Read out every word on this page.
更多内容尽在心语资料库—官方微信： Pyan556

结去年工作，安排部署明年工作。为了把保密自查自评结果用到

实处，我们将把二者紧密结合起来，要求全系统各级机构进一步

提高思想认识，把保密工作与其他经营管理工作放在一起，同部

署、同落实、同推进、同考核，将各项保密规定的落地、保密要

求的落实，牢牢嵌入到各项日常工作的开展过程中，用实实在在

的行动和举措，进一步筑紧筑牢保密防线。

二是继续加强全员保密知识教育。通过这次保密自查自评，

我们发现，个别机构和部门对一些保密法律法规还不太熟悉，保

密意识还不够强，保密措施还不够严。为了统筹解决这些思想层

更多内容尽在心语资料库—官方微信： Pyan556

^^^^^^^^

● WHAT TO WORK ON
Return what is listed above, exactly and completely.

● COMPLETED EXERCISE
Read out every word on this page.
更多内容尽在心语资料库—官方微信： Pyan556

结去年工作，安排部署明年工作。为了把保密自查自评结果用到

实处，我们将把二者紧密结合起来，要求全系统各级机构进一步

提高思想认识，把保密工作与其他经营管理工作放在一起，同部

署、同落实、同推进、同考核，将各项保密规定的落地、保密要

求的落实，牢牢嵌入到各项日常工作的开展过程中，用实实在在

的行动和举措，进一步筑紧筑牢保密防线。

二是继续加强全员保密知识教育。通过这次保密自查自评，

我们发现，个别机构和部门对一些保密法律法规还不太熟悉，保

密意识还不够强，保密措施还不够严。为了统筹解决这些思想层

更多内容尽在心语资料库—官方微信： Pyan556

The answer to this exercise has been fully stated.